__Указание 1__: Пожалуйста, перескажите короче абзац отрывка, начинающийся словами «В истории нашего времени Папа прославился», сохранив его главные факты.

__Избранный отрывок__:
--------------------------------

В истории нашего времени Папа прославился как Папа-экуменист, вместе с тем корни этого движения обнаруживают себя и в русской православной традиции тоже. С.Булгаков и Н. Бердяев в 20—30-е годы прошлого столетия одни из первых поставили вопрос о необходимости выработать догматическое согласие православных и католиков вопреки существующему между ними догматическому расколу. Они призывали осознать экуменизм не только как идею, но и как факт жизни8. У этого движения был свой идейный зачинатель — Вл. Соловьев, создатель «экуменической теократии», по выражению Пшебинды, которая изначально была нацелена на всеобщее христианство, а не партикулярное единение с Римом, — этот момент важен не сам по себе, а, ещё раз подчеркну, как реальная, конкретная и вполне осуществимая возможность вести диалог православия с католицизмом.

Ведь с этой точки зрения важно не только то, что думали русские православные философы, но и что они делали.

--------------------------------

__Предоставленный материал__:
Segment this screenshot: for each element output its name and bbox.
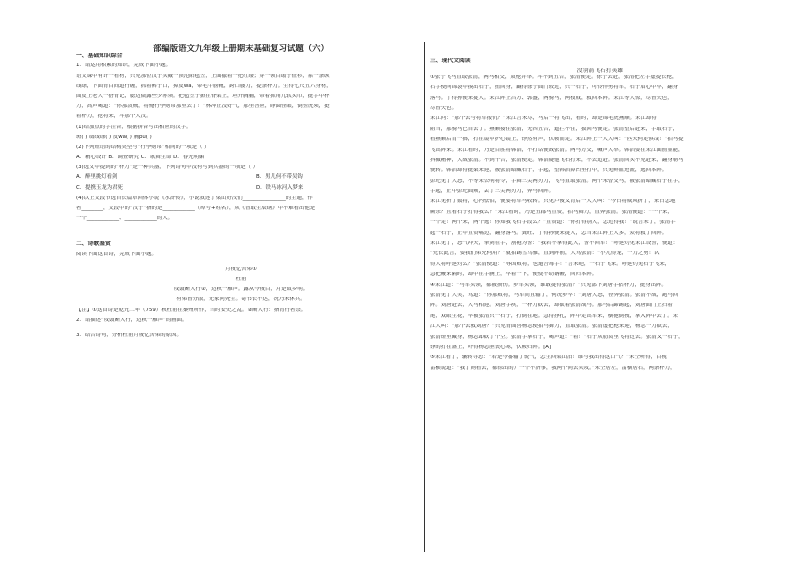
- question-1-2-options: A．精心设计 B．调查研究 C．歌舞生命 D．春光明媚: [76, 155, 205, 161]
- question-1-3: (3)选文中提到的“朴刀”是一种兵器，下列诗句中没有写到兵器的一项是（ ）: [76, 165, 259, 171]
- option-c: C．提携玉龙为君死: [76, 184, 123, 191]
- passage-line: 线绦，下面青白间道行缠，抓着裤子口，獐皮wa，带毛牛膀靴，跨口腰刀，提条朴刀。生得七尺五六身材，: [76, 83, 332, 89]
- article-line: 得大将呼延灼么？”张清便道：“辱国败将，也遭吾毒手！”言未绝，一石子飞来。呼延灼见石子飞来，: [430, 261, 671, 267]
- article-line: 阵。刘唐赶去，人马相迎。刘唐手疾，一朴刀砍去，却砍着张清战马。那马后蹄踢起，刘唐面门上扫着: [430, 303, 673, 309]
- article-line: 彭玘见了大怒，不等宋公明将令，手舞三尖两刃刀，飞马直取张清。两个未曾交马，被张清暗藏石子在手，: [430, 178, 684, 184]
- article-line: 一个走！两个来，两个逃！你知我飞石手段么？”宣赞道：“你打得别人，怎近得我！”说言未了，张清手: [430, 220, 676, 226]
- left-column: [76, 44, 406, 343]
- article-line: 急把鞭来隔时，却中在手腕上，早着一下，便使不动钢鞭，回归本阵。: [430, 272, 598, 278]
- article-line: 起一石子，正中宣赞嘴边，翻身落马。龚旺、丁得孙便来捉人，怎当宋江阵上人多，众将救了回阵。: [430, 230, 668, 236]
- question-1-2: (2)下列短语的结构类型与“行李财帛”相同的一项是（ ）: [76, 144, 210, 150]
- question-1-1-items: 斑( ) 缀线绦( ) 皮wa( ) 胸pú( ): [76, 134, 152, 140]
- article-line: 看燕顺后背一掷，打在镜甲护心镜上，铮然有声，伏鞍而走。宋江阵上一人大叫：“匹夫何足惧哉！”拍马提: [430, 137, 684, 143]
- poem-line: 戍鼓断人行②，边秋一雁声。露从今夜白，月是故乡明。: [173, 287, 309, 293]
- article-line: 便转。韩滔却待挺槊来迎，被张清暗藏石子，手起，望韩滔鼻凹里打中，只见鲜血迸流，逃回本阵。: [430, 168, 668, 174]
- article-line: 宋江问：“那个去与将军报仇？”宋江言未尽，马后一将飞出，看时，却是锦毛虎燕顺。宋江却待: [430, 116, 657, 122]
- article-line: 张清见了大笑，骂道：“你那败将，马军尚且输了，何况步卒！”刘唐大怒，径奔张清。张清不战，跑马回: [430, 292, 679, 298]
- article-line: 雷横说道：“我了则看去，都惊出的）一个不济事，我两个同去夹攻。”朱仝居左，雷横居右，两条朴刀，: [430, 365, 676, 371]
- passage-line: 面皮上老大一搭青记，腮边微露些少赤须。把毡笠子掀在脊梁上，坦开胸脯，带着抓角儿软头巾，挺手中朴: [76, 93, 330, 99]
- question-1-4-line: (4)以上文段节选自长篇章回体小说《水浒传》，小说叙述了梁山好汉们________________的主题，作: [76, 195, 313, 201]
- passage-line: 着朴刀，抢将来，斗那个大汉。: [76, 114, 152, 120]
- article-line: 右手便向锦袋中摸出石子，扭回身，觑得徐宁面门较近，只一石子，可怜悍勇将军，石子眉心中早，翻身: [430, 85, 678, 91]
- article-line: 抖擞精神，大战张清。不到十合，张清便走。韩滔疑他飞石打来，不去追赶。张清回头不见赶来，翻身勒马: [430, 157, 684, 163]
- poem-note: 【注】①这首诗是乾元二年（759）秋杜甫在秦州所作，当时安史之乱。②断人行：指宵行者禁。: [76, 307, 307, 313]
- question-1-4-line: 者________，文段中的“汉子”指的是____________（绰号+姓名），从《智取生辰纲》中不难看出他是: [76, 206, 316, 212]
- section-heading-reading: 三、现代文阅读: [430, 58, 471, 64]
- article-title: 没羽箭飞石打英雄: [576, 68, 624, 75]
- option-b: B．男儿何不带吴钩: [256, 174, 303, 181]
- poem-title: 月夜忆舍弟①: [225, 266, 257, 272]
- article-line: 宋江见了，怒气冲天，掣剑在手，割袍为誓：“我若不拿得此人，誓不回军！”呼延灼见宋江设誓，便道：: [430, 241, 679, 247]
- article-line: 江大叫：“那个去救刘唐？”只见青面兽杨志便拍马舞刀，直取张清。张清虚把枪来迎，杨志一刀砍去，: [430, 324, 673, 330]
- article-line: ①张宁飞马直取张清，两马相交，双枪并举。斗不到五合，张清便走。徐宁去赶，张清把左手虚提长枪，: [430, 74, 678, 80]
- article-line: 落马。丁得孙便来捉人。宋江阵上吕方、郭盛，两骑马，两枝戟，救回本阵。宋江等大惊，尽皆失色，: [430, 95, 673, 101]
- poetry-intro: 阅读下面这首诗，完成下面小题。: [76, 251, 157, 257]
- passage-line: 刀，高声喝道：“你那泼贼，将俺行李财帛那里去了！”林冲正没好气，那里答应，睁圆怪眼，倒竖虎须，挺: [76, 104, 330, 110]
- article-line: “兄长此言，要我们弟兄何用？”就拍踢雪乌骓，直到阵前，大骂张清：“小儿得宠，一力之勇！认: [430, 251, 660, 257]
- poem-line: 有弟皆分散，无家问死生。寄书长不达，况乃未休兵。: [176, 297, 306, 303]
- article-line: 张清镫里藏身，杨志却砍了个空。张清手拿石子，喝声道：“着！”石子从肋窝里飞将过去。张清又一石子，: [430, 334, 684, 340]
- article-line: 尾，双眼生花，早被张清只一石子，打倒在地。急待挣扎，阵中走出军来，横拖倒拽，拿入阵中去了。宋: [430, 313, 678, 319]
- article-line: ④宋江道：“马军头领，都被损伤。步军头领，谁敢捉得张清？”只见部下刘唐手拈朴刀，挺身出阵。: [430, 282, 667, 288]
- right-column: [430, 58, 770, 376]
- question-2: 2．请描述“戍鼓断人行，边秋一雁声”的画面。: [76, 317, 188, 323]
- article-line: 飞出阵来。宋江看时，乃是百胜将韩滔，不打话便战张清。两马方交，喊声大举。韩滔要在宋江面前显能，: [430, 147, 684, 153]
- option-a: A．醉里挑灯看剑: [76, 174, 118, 181]
- question-1-3-options-row2: [76, 186, 406, 196]
- option-d: D．铁马冰河入梦来: [256, 184, 304, 191]
- article-line: 厮杀？且看石子打得我么？”宋江看时，乃是丑郡马宣赞，拍马舞刀，直奔张清。张清便道：“一个来，: [430, 209, 673, 215]
- question-1-intro: 1．请运用积累的知识，完成下面小题。: [76, 63, 172, 69]
- poem-author: 杜甫: [235, 276, 247, 282]
- page-title: 部编版语文九年级上册期末基础复习试题（六）: [153, 44, 329, 53]
- section-heading-basics: 一、基础知识综合: [76, 53, 123, 60]
- column-divider: [424, 42, 425, 552]
- question-1-1: (1)给加点的字注音，根据拼音写出相应的汉字。: [76, 124, 192, 130]
- question-1-4-line: 一个____________、____________的人。: [76, 216, 174, 222]
- article-line: 宋江见折了数将，心内怯怕，便要将军马收转。只见卢俊义背后一人大叫：“今日将威风折了，来日怎地: [430, 199, 676, 205]
- article-line: 尽皆失色。: [430, 105, 457, 111]
- question-3: 3．结合诗句，分析杜甫月夜忆舍弟的原因。: [76, 332, 182, 338]
- question-1-3-options-row1: [76, 175, 406, 185]
- article-line: 铮的打在盔上，吓得杨志胆丧心寒，伏鞍归阵。[A]: [430, 344, 552, 350]
- article-line: 手起，正中彭玘面颊，丢了三尖两刃刀，奔马回阵。: [430, 189, 554, 195]
- article-line: ⑤宋江看了，辗转寻思：“若是今番输了锐气，怎生回梁山泊！谁与我出得这口气？”朱仝听得，目视: [430, 355, 667, 361]
- passage-line: 语文课中有许一看材，只见那位汉子头戴一顶范阳毡笠，上面撒着一把红缨；穿一领白缎子征衫，系一条纵: [76, 73, 330, 79]
- article-line: 阻当，那骑马已自去了。燕顺接住张清，无四五合，遮拦不住，拔回马便走。张清望后赶来，手取石子，: [430, 126, 678, 132]
- section-heading-poetry: 二、诗歌鉴赏: [76, 241, 111, 248]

--------------------------------

__Указание 2__: Оформите в виде таблицы Markdown со столбцами «№» и «Строка» ту часть записей, что открывается строкой, содержащей «- question-1-2-options: A．精心设计», и закрывается строкой, содержащей «83, 332, 89]», включая обе. Пустые строки пропустите.

__Решение задачи 1__: Папа известен как экуменист, но корни экуменизма есть и в русской православной традиции. В 20—30-е годы прошлого столетия С. Булгаков и Н. Бердяев одними из первых поставили вопрос о догматическом согласии православных и католиков вопреки расколу между ними. Они призывали видеть в экуменизме не только идею, но и факт жизни. Идейным зачинателем движения был Вл. Соловьев, создатель «экуменической теократии» (по выражению Пшебинды). Она изначально была нацелена на всеобщее христианство, а не на частное единение с Римом. Это важно как реальная и осуществимая возможность диалога православия с католицизмом.

__Решение задачи 2__:
| № | Строка |
|---|---|
| 1 | - question-1-2-options: A．精心设计 B．调查研究 C．歌舞生命 D．春光明媚: [76, 155, 205, 161] |
| 2 | - question-1-3: (3)选文中提到的“朴刀”是一种兵器，下列诗句中没有写到兵器的一项是（ ）: [76, 165, 259, 171] |
| 3 | - option-c: C．提携玉龙为君死: [76, 184, 123, 191] |
| 4 | - passage-line: 线绦，下面青白间道行缠，抓着裤子口，獐皮wa，带毛牛膀靴，跨口腰刀，提条朴刀。生得七尺五六身材，: [76, 83, 332, 89] |